Provided material =>
········

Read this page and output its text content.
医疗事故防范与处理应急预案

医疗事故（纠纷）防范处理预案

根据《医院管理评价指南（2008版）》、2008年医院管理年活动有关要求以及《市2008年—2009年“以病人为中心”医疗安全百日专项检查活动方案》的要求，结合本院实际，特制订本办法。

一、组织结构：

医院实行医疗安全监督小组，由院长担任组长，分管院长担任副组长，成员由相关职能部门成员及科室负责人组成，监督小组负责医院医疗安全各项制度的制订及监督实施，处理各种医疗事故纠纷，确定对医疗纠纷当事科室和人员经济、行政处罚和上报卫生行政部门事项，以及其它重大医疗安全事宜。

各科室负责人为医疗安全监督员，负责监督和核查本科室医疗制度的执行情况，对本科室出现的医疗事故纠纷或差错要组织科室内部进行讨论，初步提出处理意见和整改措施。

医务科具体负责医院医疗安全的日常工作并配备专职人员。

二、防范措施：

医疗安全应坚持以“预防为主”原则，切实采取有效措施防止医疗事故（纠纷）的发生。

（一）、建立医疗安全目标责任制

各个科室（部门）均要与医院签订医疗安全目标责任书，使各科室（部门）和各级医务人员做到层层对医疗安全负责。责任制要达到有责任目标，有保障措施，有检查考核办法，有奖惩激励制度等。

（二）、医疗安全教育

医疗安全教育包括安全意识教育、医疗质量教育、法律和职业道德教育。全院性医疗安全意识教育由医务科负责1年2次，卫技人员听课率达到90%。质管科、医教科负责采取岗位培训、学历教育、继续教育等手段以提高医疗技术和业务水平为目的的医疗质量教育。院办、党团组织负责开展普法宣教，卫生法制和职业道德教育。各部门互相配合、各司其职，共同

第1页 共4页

········

Given task => Copy every line of the records word for word.

The reply =>
Read this page and output its text content.
医疗事故防范与处理应急预案

医疗事故（纠纷）防范处理预案

根据《医院管理评价指南（2008版）》、2008年医院管理年活动有关要求以及《市2008年—2009年“以病人为中心”医疗安全百日专项检查活动方案》的要求，结合本院实际，特制订本办法。

一、组织结构：

医院实行医疗安全监督小组，由院长担任组长，分管院长担任副组长，成员由相关职能部门成员及科室负责人组成，监督小组负责医院医疗安全各项制度的制订及监督实施，处理各种医疗事故纠纷，确定对医疗纠纷当事科室和人员经济、行政处罚和上报卫生行政部门事项，以及其它重大医疗安全事宜。

各科室负责人为医疗安全监督员，负责监督和核查本科室医疗制度的执行情况，对本科室出现的医疗事故纠纷或差错要组织科室内部进行讨论，初步提出处理意见和整改措施。

医务科具体负责医院医疗安全的日常工作并配备专职人员。

二、防范措施：

医疗安全应坚持以“预防为主”原则，切实采取有效措施防止医疗事故（纠纷）的发生。

（一）、建立医疗安全目标责任制

各个科室（部门）均要与医院签订医疗安全目标责任书，使各科室（部门）和各级医务人员做到层层对医疗安全负责。责任制要达到有责任目标，有保障措施，有检查考核办法，有奖惩激励制度等。

（二）、医疗安全教育

医疗安全教育包括安全意识教育、医疗质量教育、法律和职业道德教育。全院性医疗安全意识教育由医务科负责1年2次，卫技人员听课率达到90%。质管科、医教科负责采取岗位培训、学历教育、继续教育等手段以提高医疗技术和业务水平为目的的医疗质量教育。院办、党团组织负责开展普法宣教，卫生法制和职业道德教育。各部门互相配合、各司其职，共同

第1页 共4页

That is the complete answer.